§ **REQUEST**:
Reproduce the data below in full and exclude every picture.

-- Begin INPUT RECORDS --

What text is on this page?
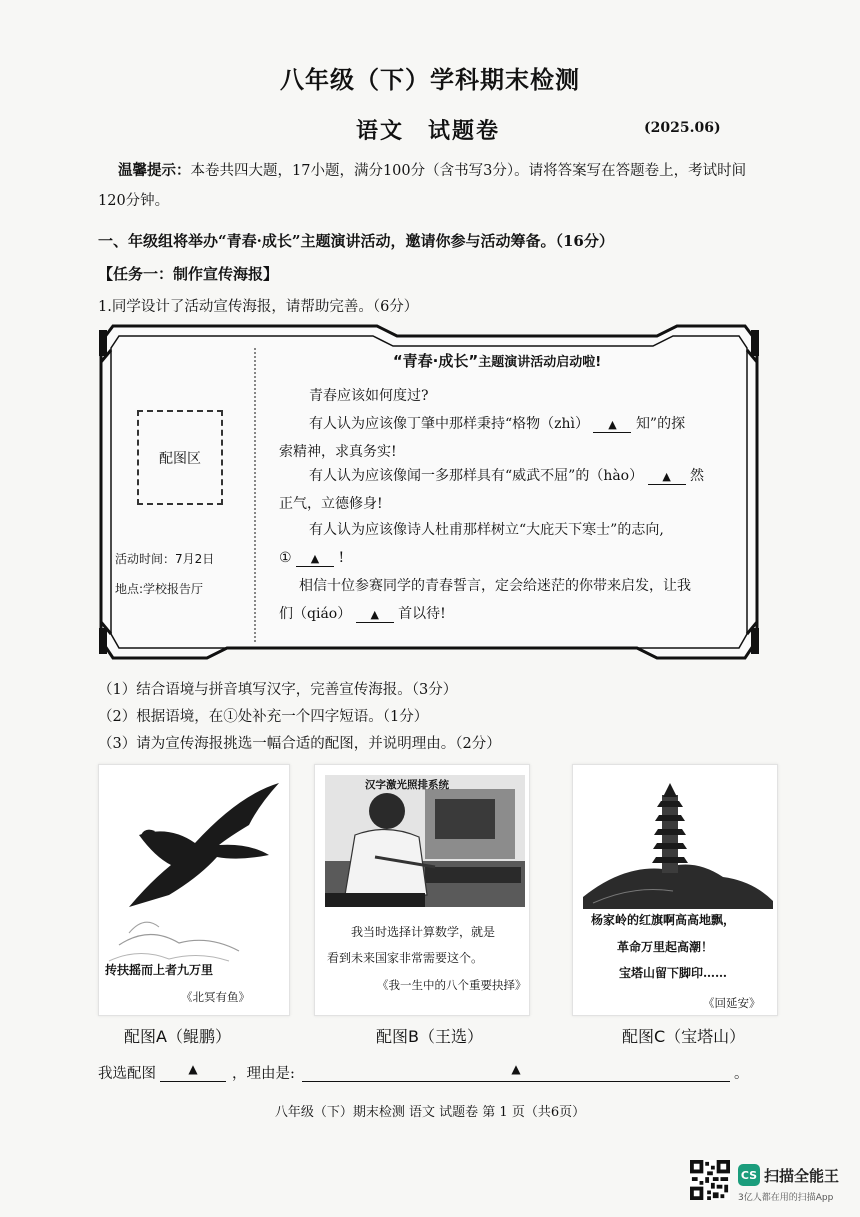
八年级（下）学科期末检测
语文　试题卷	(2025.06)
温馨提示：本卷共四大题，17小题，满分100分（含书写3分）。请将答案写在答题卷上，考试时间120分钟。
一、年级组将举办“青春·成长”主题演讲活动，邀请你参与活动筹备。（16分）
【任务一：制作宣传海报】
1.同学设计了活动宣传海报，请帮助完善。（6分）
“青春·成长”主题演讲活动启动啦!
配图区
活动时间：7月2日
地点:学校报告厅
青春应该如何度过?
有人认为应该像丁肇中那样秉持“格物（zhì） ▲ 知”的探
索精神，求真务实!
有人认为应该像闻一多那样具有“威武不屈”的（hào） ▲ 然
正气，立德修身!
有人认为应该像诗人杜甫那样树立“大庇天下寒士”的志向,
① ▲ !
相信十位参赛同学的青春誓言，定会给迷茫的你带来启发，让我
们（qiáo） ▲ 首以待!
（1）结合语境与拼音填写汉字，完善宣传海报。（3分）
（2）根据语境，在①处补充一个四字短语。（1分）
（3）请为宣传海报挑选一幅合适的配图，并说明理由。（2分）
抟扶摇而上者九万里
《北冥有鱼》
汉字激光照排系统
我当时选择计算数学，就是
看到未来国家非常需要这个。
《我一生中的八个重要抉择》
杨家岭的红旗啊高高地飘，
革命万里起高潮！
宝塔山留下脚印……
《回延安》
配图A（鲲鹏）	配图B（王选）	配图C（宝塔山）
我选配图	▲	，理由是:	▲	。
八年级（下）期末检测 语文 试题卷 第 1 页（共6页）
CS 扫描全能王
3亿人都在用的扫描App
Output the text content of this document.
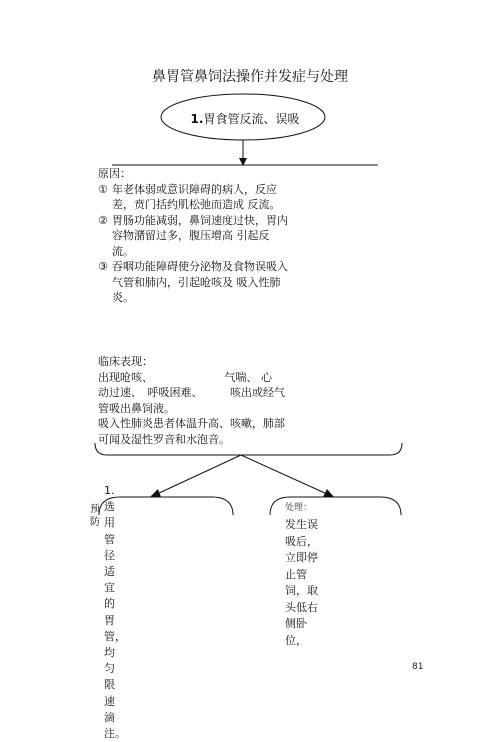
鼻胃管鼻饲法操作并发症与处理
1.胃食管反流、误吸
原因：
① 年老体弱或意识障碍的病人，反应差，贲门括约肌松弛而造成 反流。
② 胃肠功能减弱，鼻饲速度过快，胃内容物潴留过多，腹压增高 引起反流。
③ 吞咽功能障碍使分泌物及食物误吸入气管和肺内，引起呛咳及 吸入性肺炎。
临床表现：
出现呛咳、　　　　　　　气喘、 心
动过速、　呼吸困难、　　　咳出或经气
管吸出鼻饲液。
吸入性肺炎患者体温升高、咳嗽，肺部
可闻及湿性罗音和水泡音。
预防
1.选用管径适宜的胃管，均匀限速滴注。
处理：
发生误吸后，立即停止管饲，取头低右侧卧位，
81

-- End INPUT RECORDS --

§ **TASK ANSWER**:
What text is on this page?
八年级（下）学科期末检测
语文　试题卷	(2025.06)
温馨提示：本卷共四大题，17小题，满分100分（含书写3分）。请将答案写在答题卷上，考试时间120分钟。
一、年级组将举办“青春·成长”主题演讲活动，邀请你参与活动筹备。（16分）
【任务一：制作宣传海报】
1.同学设计了活动宣传海报，请帮助完善。（6分）
“青春·成长”主题演讲活动启动啦!
配图区
活动时间：7月2日
地点:学校报告厅
青春应该如何度过?
有人认为应该像丁肇中那样秉持“格物（zhì） ▲ 知”的探
索精神，求真务实!
有人认为应该像闻一多那样具有“威武不屈”的（hào） ▲ 然
正气，立德修身!
有人认为应该像诗人杜甫那样树立“大庇天下寒士”的志向,
① ▲ !
相信十位参赛同学的青春誓言，定会给迷茫的你带来启发，让我
们（qiáo） ▲ 首以待!
（1）结合语境与拼音填写汉字，完善宣传海报。（3分）
（2）根据语境，在①处补充一个四字短语。（1分）
（3）请为宣传海报挑选一幅合适的配图，并说明理由。（2分）
抟扶摇而上者九万里
《北冥有鱼》
汉字激光照排系统
我当时选择计算数学，就是
看到未来国家非常需要这个。
《我一生中的八个重要抉择》
杨家岭的红旗啊高高地飘，
革命万里起高潮！
宝塔山留下脚印……
《回延安》
配图A（鲲鹏）	配图B（王选）	配图C（宝塔山）
我选配图	▲	，理由是:	▲	。
八年级（下）期末检测 语文 试题卷 第 1 页（共6页）
CS 扫描全能王
3亿人都在用的扫描App
Output the text content of this document.
鼻胃管鼻饲法操作并发症与处理
1.胃食管反流、误吸
原因：
① 年老体弱或意识障碍的病人，反应差，贲门括约肌松弛而造成 反流。
② 胃肠功能减弱，鼻饲速度过快，胃内容物潴留过多，腹压增高 引起反流。
③ 吞咽功能障碍使分泌物及食物误吸入气管和肺内，引起呛咳及 吸入性肺炎。
临床表现：
出现呛咳、　　　　　　　气喘、 心
动过速、　呼吸困难、　　　咳出或经气
管吸出鼻饲液。
吸入性肺炎患者体温升高、咳嗽，肺部
可闻及湿性罗音和水泡音。
预防
1.选用管径适宜的胃管，均匀限速滴注。
处理：
发生误吸后，立即停止管饲，取头低右侧卧位，
81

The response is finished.